• Directions: Repeat word for word the stretch of the passage on speech pitch control between "Normally, the set" and "is not performed.", inclusive.

• Article:

Normally, the set intonation is controlled to be any of 3 to 5 levels by being multiplied by a constant value previously assigned to each level. In a case where the intonation is not set, the modification is not performed.
The base pitch Fmin expresses the lowest pitch of the synthesized speech and is used for controlling the voice pitch. Normally, Fmin is quantized into any of 5 to 10 levels and is stored in the form of a table. Fmin is increased when high-pitch voice is preferred, or is decreased when low-pitch voice is preferred, depending on the user's preference. Therefore, Fmin is modified only when the user sets the value. The modifying process is performed in the pitch contour generation module.
The conventional pitch contour generating method mentioned above had a serious problem where the average pitch fluctuates to a large degree depending on the word-structure of the input text to be synthesized. The problem is explained below.
FIGS. 15A and 15B are diagrams illustrating a comparison of pitch contours having different accent types. When the pitch contours shown in FIGS. 15A and 15B are compared to each other, the average pitch in a text including successive unaccented words (FIG. 15A) is clearly different from that in a text including successive accented words (FIG. 15B). When a person recognizes the voice pitch, it is considered that the person relies on the average pitch, not on the base pitch. In many cases, the text-to-speech conversion technique is used not for the speech synthesis of a single sentence, but for the speech synthesis of a composite sentence. Therefore, there was a problem where the speech was hard to hear because the voice pitch raises or falls in some sentences, according to the conventional method.

• Material provided:
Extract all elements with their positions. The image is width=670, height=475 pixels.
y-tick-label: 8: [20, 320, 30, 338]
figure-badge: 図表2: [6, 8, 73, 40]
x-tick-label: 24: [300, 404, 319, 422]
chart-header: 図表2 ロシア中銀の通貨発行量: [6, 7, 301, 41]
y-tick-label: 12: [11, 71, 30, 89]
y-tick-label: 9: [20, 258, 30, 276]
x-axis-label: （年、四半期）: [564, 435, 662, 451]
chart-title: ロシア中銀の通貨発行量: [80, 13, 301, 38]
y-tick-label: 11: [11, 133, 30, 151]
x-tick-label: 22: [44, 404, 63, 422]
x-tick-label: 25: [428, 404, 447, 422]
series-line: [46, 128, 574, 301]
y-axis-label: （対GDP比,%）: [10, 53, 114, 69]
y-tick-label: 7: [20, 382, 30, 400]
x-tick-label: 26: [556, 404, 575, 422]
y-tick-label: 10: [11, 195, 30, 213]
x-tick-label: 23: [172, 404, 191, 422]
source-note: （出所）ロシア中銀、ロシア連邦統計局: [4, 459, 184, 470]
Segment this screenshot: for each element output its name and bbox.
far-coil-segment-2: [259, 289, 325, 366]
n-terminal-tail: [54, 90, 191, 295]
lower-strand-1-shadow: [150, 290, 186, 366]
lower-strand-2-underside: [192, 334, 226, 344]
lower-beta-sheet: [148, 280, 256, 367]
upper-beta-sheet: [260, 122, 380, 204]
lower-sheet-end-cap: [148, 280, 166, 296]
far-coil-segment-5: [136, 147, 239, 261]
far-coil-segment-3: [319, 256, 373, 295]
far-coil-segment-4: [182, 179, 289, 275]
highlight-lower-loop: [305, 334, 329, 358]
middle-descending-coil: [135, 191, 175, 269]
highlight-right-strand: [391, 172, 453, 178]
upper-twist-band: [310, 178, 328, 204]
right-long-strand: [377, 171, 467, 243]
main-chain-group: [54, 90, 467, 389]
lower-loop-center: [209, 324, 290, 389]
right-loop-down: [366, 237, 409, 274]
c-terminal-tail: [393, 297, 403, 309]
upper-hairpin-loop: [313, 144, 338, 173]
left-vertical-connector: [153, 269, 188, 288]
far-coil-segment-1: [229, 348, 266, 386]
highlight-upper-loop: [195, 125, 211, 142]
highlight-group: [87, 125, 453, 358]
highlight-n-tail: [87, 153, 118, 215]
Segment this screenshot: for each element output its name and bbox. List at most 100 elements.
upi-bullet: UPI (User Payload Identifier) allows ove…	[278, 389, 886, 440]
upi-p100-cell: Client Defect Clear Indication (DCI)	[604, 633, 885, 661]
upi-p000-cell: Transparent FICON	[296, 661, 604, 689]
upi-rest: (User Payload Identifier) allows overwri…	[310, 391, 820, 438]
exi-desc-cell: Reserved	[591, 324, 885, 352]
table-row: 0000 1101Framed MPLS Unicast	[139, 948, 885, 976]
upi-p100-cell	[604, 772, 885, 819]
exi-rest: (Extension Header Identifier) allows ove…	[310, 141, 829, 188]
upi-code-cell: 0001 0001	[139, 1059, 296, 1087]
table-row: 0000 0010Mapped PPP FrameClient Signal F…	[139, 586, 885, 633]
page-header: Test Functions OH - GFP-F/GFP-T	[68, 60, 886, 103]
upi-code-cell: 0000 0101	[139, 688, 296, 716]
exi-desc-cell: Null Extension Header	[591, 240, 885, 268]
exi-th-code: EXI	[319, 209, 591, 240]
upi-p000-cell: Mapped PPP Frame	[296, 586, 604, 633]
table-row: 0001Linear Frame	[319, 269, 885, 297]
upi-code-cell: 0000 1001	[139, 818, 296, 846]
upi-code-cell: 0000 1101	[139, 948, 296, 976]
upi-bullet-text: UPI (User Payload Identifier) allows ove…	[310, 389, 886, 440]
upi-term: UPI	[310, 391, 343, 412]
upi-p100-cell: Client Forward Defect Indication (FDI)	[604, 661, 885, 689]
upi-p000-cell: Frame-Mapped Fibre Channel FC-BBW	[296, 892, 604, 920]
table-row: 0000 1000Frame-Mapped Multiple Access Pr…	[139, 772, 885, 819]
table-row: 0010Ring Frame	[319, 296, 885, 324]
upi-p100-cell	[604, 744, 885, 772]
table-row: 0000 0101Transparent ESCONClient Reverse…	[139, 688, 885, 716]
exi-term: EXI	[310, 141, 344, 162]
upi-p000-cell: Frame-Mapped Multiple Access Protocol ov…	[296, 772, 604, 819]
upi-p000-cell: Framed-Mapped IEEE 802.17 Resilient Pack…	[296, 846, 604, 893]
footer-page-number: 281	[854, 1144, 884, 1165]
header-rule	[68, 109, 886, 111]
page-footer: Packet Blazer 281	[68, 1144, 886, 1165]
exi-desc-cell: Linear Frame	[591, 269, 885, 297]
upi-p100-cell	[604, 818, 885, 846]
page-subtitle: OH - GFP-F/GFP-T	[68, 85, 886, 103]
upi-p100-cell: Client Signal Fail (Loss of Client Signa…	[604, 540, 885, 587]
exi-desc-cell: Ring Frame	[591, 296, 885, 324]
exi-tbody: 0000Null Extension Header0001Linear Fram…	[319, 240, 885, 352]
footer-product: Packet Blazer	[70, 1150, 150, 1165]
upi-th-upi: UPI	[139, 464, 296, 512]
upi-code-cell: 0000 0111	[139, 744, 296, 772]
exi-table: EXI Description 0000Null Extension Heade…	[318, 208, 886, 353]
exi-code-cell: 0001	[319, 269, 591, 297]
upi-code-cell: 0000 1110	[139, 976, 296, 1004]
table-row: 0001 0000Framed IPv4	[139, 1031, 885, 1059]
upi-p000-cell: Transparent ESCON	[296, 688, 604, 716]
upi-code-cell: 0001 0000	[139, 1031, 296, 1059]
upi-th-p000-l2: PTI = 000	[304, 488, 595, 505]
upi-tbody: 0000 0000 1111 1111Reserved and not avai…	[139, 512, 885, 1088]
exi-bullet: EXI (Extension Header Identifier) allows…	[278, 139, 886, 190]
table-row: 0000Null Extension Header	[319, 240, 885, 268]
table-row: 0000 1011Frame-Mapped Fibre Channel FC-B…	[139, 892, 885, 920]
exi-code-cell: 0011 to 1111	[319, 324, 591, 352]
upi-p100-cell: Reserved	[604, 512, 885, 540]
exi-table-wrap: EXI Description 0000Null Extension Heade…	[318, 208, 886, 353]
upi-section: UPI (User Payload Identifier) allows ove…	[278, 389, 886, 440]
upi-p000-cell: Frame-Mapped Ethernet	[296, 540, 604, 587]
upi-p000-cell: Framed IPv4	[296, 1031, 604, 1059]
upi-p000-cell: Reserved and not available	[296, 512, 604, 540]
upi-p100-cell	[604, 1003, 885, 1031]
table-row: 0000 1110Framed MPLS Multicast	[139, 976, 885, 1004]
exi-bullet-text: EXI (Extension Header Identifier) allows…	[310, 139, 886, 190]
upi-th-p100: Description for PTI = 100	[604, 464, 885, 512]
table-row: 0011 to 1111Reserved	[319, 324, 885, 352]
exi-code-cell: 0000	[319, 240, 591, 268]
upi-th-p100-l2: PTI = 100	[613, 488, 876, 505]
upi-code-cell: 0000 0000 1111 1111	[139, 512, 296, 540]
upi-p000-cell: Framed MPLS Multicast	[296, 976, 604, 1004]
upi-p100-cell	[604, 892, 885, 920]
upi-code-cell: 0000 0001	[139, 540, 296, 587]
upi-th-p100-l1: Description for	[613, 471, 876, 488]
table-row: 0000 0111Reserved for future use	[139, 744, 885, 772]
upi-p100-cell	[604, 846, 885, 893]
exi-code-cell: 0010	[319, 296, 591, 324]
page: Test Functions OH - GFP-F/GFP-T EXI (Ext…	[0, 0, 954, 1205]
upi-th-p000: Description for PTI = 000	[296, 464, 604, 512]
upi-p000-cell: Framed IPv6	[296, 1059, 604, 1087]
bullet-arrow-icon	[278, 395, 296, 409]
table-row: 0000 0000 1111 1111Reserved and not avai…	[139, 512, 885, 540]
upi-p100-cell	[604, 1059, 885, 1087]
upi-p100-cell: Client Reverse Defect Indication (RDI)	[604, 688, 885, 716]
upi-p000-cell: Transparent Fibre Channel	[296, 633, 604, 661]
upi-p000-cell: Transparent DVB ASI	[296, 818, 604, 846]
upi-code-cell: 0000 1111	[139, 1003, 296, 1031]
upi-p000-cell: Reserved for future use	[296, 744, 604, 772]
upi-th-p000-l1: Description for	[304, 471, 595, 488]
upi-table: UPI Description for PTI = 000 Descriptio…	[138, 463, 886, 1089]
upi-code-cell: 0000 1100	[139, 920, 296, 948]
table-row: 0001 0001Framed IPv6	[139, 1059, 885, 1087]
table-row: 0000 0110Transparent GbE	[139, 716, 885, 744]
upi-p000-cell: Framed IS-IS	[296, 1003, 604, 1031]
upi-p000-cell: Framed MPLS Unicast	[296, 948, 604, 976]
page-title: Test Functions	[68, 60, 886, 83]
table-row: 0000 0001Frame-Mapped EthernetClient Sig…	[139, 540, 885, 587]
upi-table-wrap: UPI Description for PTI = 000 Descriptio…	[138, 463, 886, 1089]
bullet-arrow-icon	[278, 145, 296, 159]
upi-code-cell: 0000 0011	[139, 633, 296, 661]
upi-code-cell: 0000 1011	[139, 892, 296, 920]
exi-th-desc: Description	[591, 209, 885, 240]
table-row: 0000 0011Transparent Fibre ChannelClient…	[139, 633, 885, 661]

• Task result:
Normally, the set intonation is controlled to be any of 3 to 5 levels by being multiplied by a constant value previously assigned to each level. In a case where the intonation is not set, the modification is not performed.